YOUR OBJECTIVE » Repeat the records exactly. Every line must match.

########

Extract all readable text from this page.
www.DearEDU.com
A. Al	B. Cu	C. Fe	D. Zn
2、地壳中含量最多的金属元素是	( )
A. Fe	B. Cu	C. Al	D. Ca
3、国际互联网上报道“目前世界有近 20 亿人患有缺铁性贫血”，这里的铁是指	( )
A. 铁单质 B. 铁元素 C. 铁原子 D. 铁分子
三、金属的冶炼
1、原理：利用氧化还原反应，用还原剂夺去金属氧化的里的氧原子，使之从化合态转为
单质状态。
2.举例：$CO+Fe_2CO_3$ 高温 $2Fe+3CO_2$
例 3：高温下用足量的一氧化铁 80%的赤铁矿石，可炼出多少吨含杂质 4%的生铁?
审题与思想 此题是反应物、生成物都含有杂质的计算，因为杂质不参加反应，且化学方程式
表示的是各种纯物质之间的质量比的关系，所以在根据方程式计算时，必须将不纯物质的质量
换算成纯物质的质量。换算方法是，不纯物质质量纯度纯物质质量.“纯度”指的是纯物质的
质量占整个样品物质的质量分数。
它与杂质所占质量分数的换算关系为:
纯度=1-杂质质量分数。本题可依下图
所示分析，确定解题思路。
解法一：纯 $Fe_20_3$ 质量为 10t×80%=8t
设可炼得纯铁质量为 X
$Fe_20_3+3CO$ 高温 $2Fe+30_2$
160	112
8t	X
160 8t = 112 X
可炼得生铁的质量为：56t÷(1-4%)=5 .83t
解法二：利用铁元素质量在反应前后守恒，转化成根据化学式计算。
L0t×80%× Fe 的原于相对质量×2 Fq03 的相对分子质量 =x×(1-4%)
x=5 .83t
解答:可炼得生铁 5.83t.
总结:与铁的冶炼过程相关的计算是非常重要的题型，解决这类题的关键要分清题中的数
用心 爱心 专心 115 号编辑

########

REPLY »
Extract all readable text from this page.
www.DearEDU.com
A. Al	B. Cu	C. Fe	D. Zn
2、地壳中含量最多的金属元素是	( )
A. Fe	B. Cu	C. Al	D. Ca
3、国际互联网上报道“目前世界有近 20 亿人患有缺铁性贫血”，这里的铁是指	( )
A. 铁单质 B. 铁元素 C. 铁原子 D. 铁分子
三、金属的冶炼
1、原理：利用氧化还原反应，用还原剂夺去金属氧化的里的氧原子，使之从化合态转为
单质状态。
2.举例：$CO+Fe_2CO_3$ 高温 $2Fe+3CO_2$
例 3：高温下用足量的一氧化铁 80%的赤铁矿石，可炼出多少吨含杂质 4%的生铁?
审题与思想 此题是反应物、生成物都含有杂质的计算，因为杂质不参加反应，且化学方程式
表示的是各种纯物质之间的质量比的关系，所以在根据方程式计算时，必须将不纯物质的质量
换算成纯物质的质量。换算方法是，不纯物质质量纯度纯物质质量.“纯度”指的是纯物质的
质量占整个样品物质的质量分数。
它与杂质所占质量分数的换算关系为:
纯度=1-杂质质量分数。本题可依下图
所示分析，确定解题思路。
解法一：纯 $Fe_20_3$ 质量为 10t×80%=8t
设可炼得纯铁质量为 X
$Fe_20_3+3CO$ 高温 $2Fe+30_2$
160	112
8t	X
160 8t = 112 X
可炼得生铁的质量为：56t÷(1-4%)=5 .83t
解法二：利用铁元素质量在反应前后守恒，转化成根据化学式计算。
L0t×80%× Fe 的原于相对质量×2 Fq03 的相对分子质量 =x×(1-4%)
x=5 .83t
解答:可炼得生铁 5.83t.
总结:与铁的冶炼过程相关的计算是非常重要的题型，解决这类题的关键要分清题中的数
用心 爱心 专心 115 号编辑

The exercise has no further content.